__YOUR OBJECTIVE__
From the entries below, gather each line containing the word "JSON".

__TASK INPUTS__
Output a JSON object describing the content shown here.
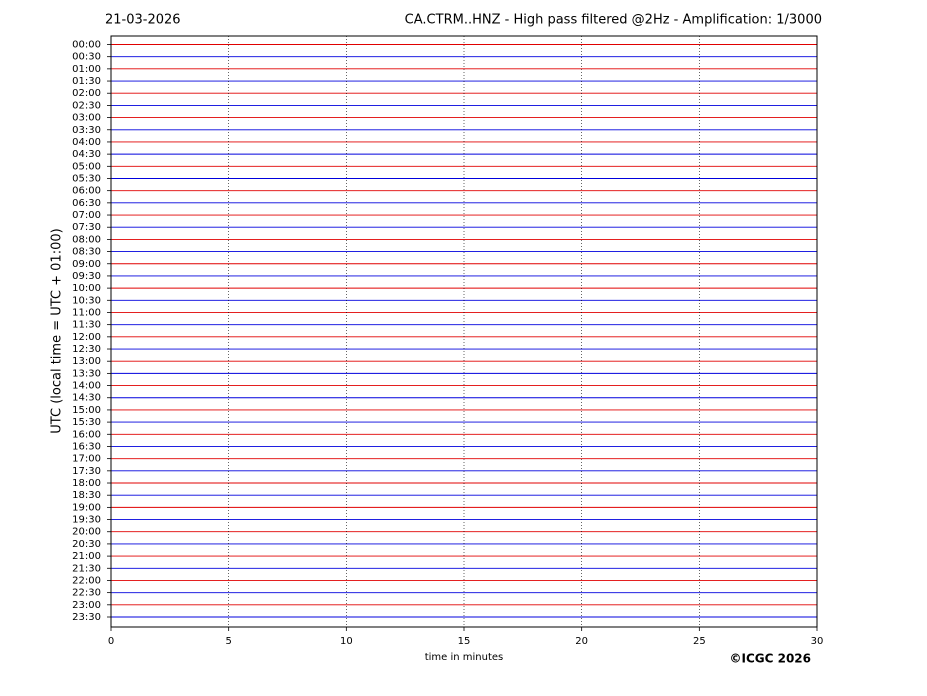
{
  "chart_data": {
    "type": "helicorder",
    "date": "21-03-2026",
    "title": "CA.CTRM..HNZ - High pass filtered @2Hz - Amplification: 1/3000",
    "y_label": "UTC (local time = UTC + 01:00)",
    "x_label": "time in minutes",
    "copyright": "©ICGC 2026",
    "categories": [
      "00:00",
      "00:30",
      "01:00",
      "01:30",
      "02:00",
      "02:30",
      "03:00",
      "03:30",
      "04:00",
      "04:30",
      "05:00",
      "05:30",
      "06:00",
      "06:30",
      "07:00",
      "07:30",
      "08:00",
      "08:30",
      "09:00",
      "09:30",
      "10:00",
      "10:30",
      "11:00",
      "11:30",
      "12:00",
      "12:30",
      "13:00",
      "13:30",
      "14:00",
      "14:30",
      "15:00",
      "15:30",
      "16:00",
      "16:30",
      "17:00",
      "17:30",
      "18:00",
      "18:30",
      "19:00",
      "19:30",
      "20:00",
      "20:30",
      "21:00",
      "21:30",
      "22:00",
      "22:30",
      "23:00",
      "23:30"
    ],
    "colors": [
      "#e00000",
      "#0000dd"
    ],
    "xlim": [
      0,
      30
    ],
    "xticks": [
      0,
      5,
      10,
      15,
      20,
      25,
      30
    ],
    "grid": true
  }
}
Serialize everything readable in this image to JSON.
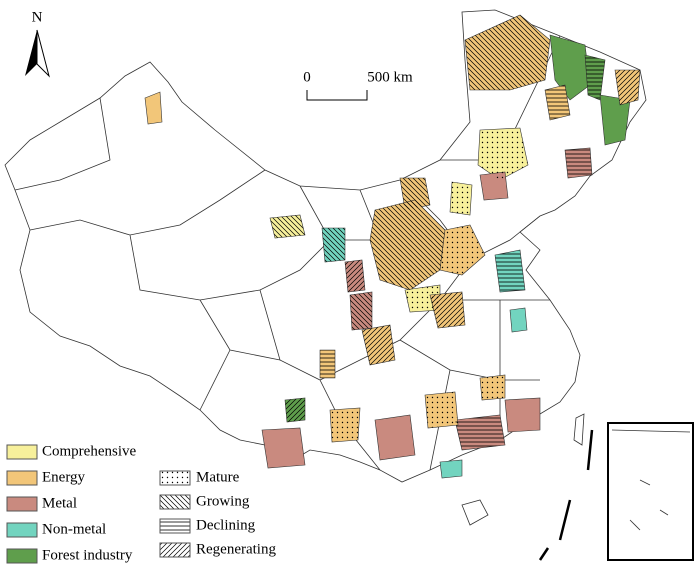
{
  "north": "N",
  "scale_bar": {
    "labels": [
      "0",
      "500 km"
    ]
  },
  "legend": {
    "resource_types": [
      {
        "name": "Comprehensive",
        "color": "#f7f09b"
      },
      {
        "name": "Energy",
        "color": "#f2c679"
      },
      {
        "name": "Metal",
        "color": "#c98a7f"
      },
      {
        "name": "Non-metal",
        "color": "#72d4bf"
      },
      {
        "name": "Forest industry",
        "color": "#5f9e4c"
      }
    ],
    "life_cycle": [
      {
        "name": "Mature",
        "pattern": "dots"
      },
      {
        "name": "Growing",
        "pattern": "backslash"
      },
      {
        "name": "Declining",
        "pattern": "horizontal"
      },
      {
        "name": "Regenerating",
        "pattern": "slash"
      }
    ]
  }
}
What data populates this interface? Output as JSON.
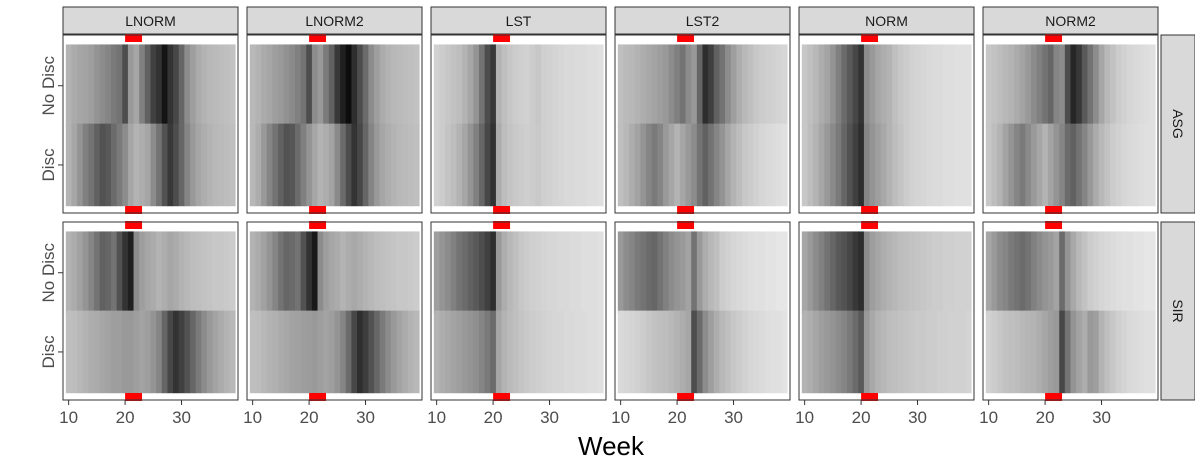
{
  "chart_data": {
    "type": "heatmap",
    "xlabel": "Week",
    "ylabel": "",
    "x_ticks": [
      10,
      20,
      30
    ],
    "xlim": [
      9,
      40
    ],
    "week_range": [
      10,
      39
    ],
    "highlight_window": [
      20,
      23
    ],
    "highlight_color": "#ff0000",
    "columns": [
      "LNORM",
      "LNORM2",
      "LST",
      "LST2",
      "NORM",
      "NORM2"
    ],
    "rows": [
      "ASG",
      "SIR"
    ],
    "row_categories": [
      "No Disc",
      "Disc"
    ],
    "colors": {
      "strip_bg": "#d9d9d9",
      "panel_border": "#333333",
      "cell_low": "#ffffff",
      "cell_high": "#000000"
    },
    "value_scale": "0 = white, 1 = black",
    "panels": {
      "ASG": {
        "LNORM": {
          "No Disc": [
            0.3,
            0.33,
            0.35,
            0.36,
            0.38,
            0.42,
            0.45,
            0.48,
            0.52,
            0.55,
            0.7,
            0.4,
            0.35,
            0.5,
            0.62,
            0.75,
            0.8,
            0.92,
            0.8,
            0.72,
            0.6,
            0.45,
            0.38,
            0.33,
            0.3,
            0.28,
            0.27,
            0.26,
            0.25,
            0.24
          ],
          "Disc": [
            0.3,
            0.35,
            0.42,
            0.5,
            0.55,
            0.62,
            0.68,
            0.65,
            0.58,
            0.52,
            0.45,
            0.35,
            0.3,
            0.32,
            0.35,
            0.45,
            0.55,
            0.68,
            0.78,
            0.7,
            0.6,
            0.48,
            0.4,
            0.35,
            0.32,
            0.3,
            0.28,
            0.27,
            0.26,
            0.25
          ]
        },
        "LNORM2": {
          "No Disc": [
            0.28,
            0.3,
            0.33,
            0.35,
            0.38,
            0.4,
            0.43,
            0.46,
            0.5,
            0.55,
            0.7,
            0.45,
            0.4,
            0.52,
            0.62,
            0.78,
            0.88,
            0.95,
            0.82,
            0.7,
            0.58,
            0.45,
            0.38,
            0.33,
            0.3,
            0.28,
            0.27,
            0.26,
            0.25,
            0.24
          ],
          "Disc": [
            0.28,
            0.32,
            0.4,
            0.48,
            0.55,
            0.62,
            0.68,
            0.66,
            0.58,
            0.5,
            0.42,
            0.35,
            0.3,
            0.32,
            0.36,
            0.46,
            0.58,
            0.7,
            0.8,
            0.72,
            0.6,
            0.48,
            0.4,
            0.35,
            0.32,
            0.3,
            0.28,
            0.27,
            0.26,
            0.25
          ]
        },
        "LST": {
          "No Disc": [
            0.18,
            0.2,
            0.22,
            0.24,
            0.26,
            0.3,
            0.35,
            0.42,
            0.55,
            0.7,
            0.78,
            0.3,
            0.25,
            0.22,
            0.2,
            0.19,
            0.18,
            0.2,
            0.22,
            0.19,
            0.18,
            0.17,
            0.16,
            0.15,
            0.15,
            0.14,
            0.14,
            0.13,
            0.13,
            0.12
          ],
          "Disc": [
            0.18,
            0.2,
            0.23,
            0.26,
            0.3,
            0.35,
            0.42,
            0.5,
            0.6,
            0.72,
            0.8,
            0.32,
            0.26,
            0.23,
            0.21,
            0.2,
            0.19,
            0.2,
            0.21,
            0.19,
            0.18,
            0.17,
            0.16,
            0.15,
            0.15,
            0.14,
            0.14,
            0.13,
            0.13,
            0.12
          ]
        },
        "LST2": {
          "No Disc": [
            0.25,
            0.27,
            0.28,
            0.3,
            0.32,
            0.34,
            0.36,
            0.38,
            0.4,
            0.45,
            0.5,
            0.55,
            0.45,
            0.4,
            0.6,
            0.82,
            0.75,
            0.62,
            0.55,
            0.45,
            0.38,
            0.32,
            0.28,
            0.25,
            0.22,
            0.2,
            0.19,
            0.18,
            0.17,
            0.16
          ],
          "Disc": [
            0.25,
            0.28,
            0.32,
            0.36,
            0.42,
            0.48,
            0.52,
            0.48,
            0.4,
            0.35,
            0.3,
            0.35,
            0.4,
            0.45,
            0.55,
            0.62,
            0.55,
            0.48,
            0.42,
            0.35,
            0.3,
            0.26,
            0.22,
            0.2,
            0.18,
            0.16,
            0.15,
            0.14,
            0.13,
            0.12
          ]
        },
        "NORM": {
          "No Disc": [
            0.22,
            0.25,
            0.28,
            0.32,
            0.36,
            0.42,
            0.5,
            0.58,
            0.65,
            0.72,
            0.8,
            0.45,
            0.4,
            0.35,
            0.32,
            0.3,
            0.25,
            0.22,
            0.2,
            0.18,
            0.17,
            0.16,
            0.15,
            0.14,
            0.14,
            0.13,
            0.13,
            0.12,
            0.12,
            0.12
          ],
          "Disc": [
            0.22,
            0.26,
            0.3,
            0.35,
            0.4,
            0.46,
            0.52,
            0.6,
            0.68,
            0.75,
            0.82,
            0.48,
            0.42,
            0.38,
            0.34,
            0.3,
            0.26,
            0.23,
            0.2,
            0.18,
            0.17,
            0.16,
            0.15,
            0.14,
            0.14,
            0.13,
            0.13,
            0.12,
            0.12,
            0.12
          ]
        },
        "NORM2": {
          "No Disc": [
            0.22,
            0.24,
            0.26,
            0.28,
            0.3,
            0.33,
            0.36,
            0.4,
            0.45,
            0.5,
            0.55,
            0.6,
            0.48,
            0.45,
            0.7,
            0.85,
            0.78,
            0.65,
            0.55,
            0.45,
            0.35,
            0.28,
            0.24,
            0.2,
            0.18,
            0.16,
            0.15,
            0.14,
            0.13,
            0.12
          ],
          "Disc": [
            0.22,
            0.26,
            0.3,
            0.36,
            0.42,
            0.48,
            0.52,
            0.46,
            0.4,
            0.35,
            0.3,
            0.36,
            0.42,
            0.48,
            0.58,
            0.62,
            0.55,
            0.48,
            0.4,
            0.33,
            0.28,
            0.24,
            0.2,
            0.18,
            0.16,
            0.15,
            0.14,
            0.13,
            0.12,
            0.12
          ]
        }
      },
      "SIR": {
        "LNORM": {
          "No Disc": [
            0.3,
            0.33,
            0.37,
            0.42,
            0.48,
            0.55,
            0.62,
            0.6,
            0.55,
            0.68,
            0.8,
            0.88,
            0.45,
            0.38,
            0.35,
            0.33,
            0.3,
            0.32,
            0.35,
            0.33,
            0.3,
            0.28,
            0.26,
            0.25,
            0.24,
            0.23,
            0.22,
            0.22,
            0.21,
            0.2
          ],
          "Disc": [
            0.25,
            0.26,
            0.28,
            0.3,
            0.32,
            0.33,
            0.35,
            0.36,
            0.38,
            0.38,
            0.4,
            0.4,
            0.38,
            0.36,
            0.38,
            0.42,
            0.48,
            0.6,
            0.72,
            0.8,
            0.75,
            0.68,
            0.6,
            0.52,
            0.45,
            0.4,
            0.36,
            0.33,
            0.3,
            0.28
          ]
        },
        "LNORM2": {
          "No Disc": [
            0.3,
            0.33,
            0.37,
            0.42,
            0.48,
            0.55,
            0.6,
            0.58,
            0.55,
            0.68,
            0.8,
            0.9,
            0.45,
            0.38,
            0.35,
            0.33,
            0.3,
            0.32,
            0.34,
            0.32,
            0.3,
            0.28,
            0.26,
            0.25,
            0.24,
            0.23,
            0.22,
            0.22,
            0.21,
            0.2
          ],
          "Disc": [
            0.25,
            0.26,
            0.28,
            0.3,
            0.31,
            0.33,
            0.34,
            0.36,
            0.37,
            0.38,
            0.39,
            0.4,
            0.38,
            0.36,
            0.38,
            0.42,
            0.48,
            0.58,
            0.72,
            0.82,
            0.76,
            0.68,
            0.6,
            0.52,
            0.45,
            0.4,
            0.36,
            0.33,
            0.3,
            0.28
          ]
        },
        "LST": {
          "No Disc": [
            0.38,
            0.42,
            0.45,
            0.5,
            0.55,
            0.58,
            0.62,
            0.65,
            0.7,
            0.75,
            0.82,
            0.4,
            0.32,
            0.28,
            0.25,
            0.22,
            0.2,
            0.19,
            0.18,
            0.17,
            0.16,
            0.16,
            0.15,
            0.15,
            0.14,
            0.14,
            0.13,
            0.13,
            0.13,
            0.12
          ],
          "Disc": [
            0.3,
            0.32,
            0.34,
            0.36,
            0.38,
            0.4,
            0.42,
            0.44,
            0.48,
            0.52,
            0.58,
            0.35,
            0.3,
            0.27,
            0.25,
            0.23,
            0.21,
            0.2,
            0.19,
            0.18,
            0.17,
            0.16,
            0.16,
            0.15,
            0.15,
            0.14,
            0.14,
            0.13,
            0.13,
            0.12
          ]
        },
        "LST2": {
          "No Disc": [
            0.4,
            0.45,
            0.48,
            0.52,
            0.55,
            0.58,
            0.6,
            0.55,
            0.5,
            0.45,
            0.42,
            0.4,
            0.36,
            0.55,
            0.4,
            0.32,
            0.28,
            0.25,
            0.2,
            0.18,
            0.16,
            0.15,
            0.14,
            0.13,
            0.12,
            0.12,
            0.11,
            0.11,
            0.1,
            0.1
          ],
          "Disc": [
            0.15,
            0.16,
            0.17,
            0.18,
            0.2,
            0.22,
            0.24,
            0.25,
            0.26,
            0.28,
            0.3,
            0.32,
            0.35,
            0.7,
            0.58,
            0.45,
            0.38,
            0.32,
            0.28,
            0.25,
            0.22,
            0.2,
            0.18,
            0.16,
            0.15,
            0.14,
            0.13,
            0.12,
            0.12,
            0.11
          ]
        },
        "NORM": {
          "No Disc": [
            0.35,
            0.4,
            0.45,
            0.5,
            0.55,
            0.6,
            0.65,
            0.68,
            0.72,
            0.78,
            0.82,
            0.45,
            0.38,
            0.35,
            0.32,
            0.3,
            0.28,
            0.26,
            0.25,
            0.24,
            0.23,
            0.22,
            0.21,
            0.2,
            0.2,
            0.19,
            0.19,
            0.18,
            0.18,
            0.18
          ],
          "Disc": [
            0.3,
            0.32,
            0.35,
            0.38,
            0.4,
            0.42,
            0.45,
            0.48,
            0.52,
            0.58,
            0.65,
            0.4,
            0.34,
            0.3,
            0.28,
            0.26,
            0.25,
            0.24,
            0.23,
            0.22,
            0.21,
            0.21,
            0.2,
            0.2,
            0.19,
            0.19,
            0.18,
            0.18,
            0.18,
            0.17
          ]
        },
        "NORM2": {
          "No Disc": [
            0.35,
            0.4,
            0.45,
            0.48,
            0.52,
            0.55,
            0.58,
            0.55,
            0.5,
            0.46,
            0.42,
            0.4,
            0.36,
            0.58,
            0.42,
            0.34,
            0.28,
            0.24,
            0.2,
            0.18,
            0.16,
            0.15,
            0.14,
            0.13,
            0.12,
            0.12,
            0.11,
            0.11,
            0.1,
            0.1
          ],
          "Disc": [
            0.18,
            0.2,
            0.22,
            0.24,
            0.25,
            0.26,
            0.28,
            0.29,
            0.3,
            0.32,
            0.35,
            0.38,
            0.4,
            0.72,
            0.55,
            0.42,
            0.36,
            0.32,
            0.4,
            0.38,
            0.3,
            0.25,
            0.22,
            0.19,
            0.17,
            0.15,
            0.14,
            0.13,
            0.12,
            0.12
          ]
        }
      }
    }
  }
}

__WRITTEN REPLY__
Output a JSON object describing the content shown here.
Serialize everything readable in this image to JSON.
What data populates this interface? Output as JSON.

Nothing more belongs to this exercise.